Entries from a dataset
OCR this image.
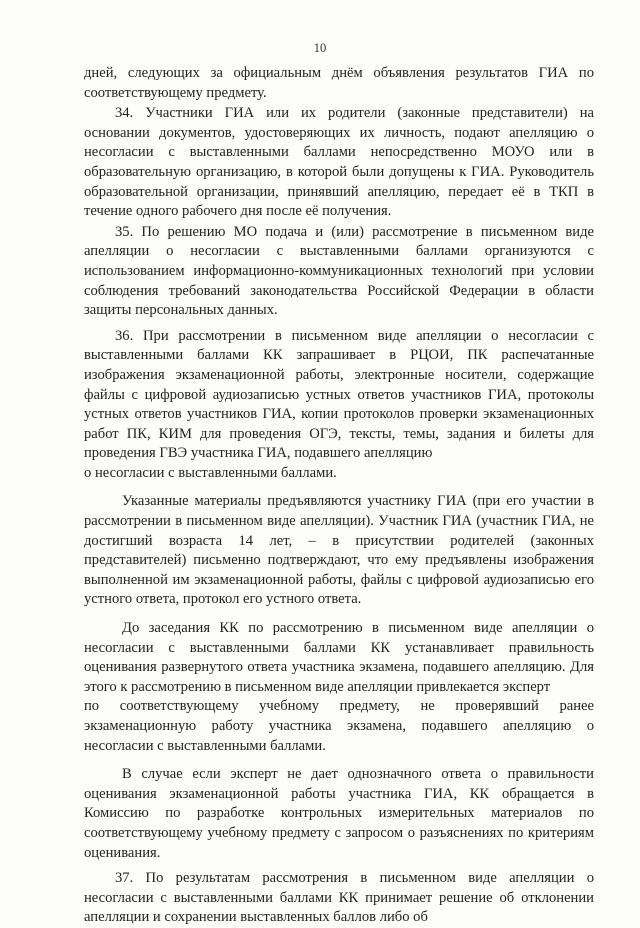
10

дней, следующих за официальным днём объявления результатов ГИА по соответствующему предмету.

34. Участники ГИА или их родители (законные представители) на основании документов, удостоверяющих их личность, подают апелляцию о несогласии с выставленными баллами непосредственно МОУО или в образовательную организацию, в которой были допущены к ГИА. Руководитель образовательной организации, принявший апелляцию, передает её в ТКП в течение одного рабочего дня после её получения.

35. По решению МО подача и (или) рассмотрение в письменном виде апелляции о несогласии с выставленными баллами организуются с использованием информационно-коммуникационных технологий при условии соблюдения требований законодательства Российской Федерации в области защиты персональных данных.

36. При рассмотрении в письменном виде апелляции о несогласии с выставленными баллами КК запрашивает в РЦОИ, ПК распечатанные изображения экзаменационной работы, электронные носители, содержащие файлы с цифровой аудиозаписью устных ответов участников ГИА, протоколы устных ответов участников ГИА, копии протоколов проверки экзаменационных работ ПК, КИМ для проведения ОГЭ, тексты, темы, задания и билеты для проведения ГВЭ участника ГИА, подавшего апелляцию

о несогласии с выставленными баллами.

Указанные материалы предъявляются участнику ГИА (при его участии в рассмотрении в письменном виде апелляции). Участник ГИА (участник ГИА, не достигший возраста 14 лет, – в присутствии родителей (законных представителей) письменно подтверждают, что ему предъявлены изображения выполненной им экзаменационной работы, файлы с цифровой аудиозаписью его устного ответа, протокол его устного ответа.

До заседания КК по рассмотрению в письменном виде апелляции о несогласии с выставленными баллами КК устанавливает правильность оценивания развернутого ответа участника экзамена, подавшего апелляцию. Для этого к рассмотрению в письменном виде апелляции привлекается эксперт

по соответствующему учебному предмету, не проверявший ранее экзаменационную работу участника экзамена, подавшего апелляцию о несогласии с выставленными баллами.

В случае если эксперт не дает однозначного ответа о правильности оценивания экзаменационной работы участника ГИА, КК обращается в Комиссию по разработке контрольных измерительных материалов по соответствующему учебному предмету с запросом о разъяснениях по критериям оценивания.

37. По результатам рассмотрения в письменном виде апелляции о несогласии с выставленными баллами КК принимает решение об отклонении апелляции и сохранении выставленных баллов либо об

**PROBLEM**
Work through the records line by line and tally those holding "предмету". Reply with the number alone.

**ANSWER FOR THE TASK**
3